Leave out the pictures and copy each record below exactly.

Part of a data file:
'''

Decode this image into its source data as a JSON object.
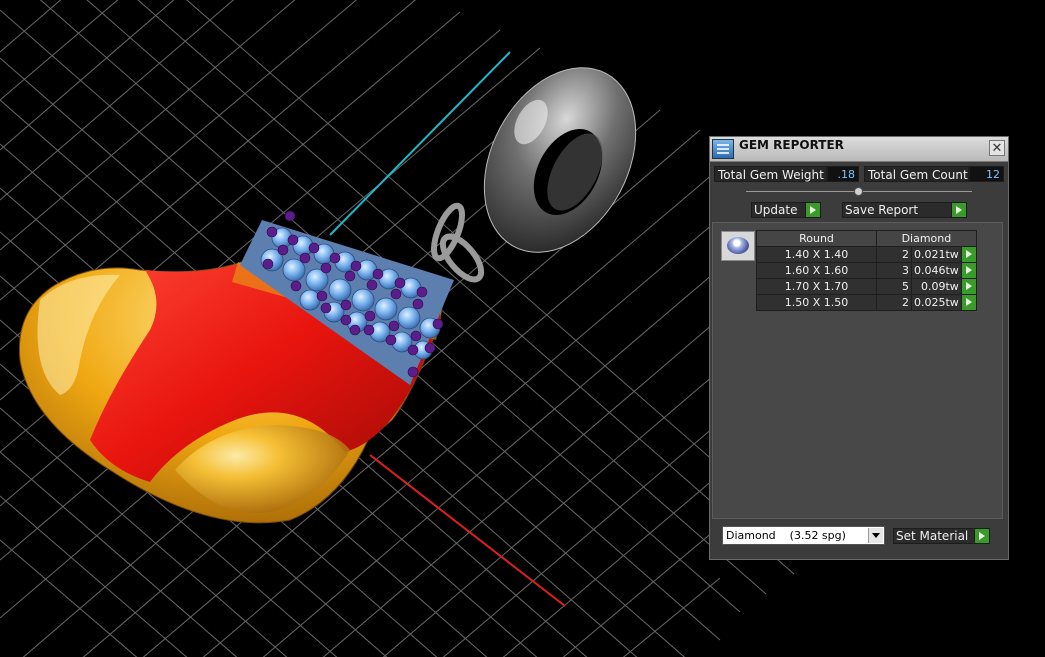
{
  "panel": {
    "title": "GEM REPORTER",
    "close_glyph": "✕",
    "total_weight_label": "Total Gem Weight",
    "total_weight_value": ".18",
    "total_count_label": "Total Gem Count",
    "total_count_value": "12",
    "update_label": "Update",
    "save_label": "Save Report",
    "table": {
      "headers": [
        "Round",
        "Diamond"
      ],
      "rows": [
        {
          "size": "1.40 X 1.40",
          "count": "2",
          "tw": "0.021tw"
        },
        {
          "size": "1.60 X 1.60",
          "count": "3",
          "tw": "0.046tw"
        },
        {
          "size": "1.70 X 1.70",
          "count": "5",
          "tw": "0.09tw"
        },
        {
          "size": "1.50 X 1.50",
          "count": "2",
          "tw": "0.025tw"
        }
      ]
    },
    "material_value": "Diamond    (3.52 spg)",
    "set_material_label": "Set Material"
  },
  "colors": {
    "grid": "#8c8c8c",
    "axis_x": "#e0201c",
    "axis_y": "#1fb8c8",
    "sock_red": "#e8140e",
    "sock_gold": "#f2b21e",
    "gem": "#7fb6f0",
    "prong": "#5a1d8a",
    "accent_green": "#3a9a2a"
  },
  "icons": [
    "gem-reporter-icon",
    "close-icon",
    "play-icon",
    "diamond-icon",
    "dropdown-arrow-icon"
  ]
}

'''

Correct answer:
Decode this image into its source data as a JSON object.
{
  "panel": {
    "title": "GEM REPORTER",
    "close_glyph": "✕",
    "total_weight_label": "Total Gem Weight",
    "total_weight_value": ".18",
    "total_count_label": "Total Gem Count",
    "total_count_value": "12",
    "update_label": "Update",
    "save_label": "Save Report",
    "table": {
      "headers": [
        "Round",
        "Diamond"
      ],
      "rows": [
        {
          "size": "1.40 X 1.40",
          "count": "2",
          "tw": "0.021tw"
        },
        {
          "size": "1.60 X 1.60",
          "count": "3",
          "tw": "0.046tw"
        },
        {
          "size": "1.70 X 1.70",
          "count": "5",
          "tw": "0.09tw"
        },
        {
          "size": "1.50 X 1.50",
          "count": "2",
          "tw": "0.025tw"
        }
      ]
    },
    "material_value": "Diamond    (3.52 spg)",
    "set_material_label": "Set Material"
  },
  "colors": {
    "grid": "#8c8c8c",
    "axis_x": "#e0201c",
    "axis_y": "#1fb8c8",
    "sock_red": "#e8140e",
    "sock_gold": "#f2b21e",
    "gem": "#7fb6f0",
    "prong": "#5a1d8a",
    "accent_green": "#3a9a2a"
  },
  "icons": [
    "gem-reporter-icon",
    "close-icon",
    "play-icon",
    "diamond-icon",
    "dropdown-arrow-icon"
  ]
}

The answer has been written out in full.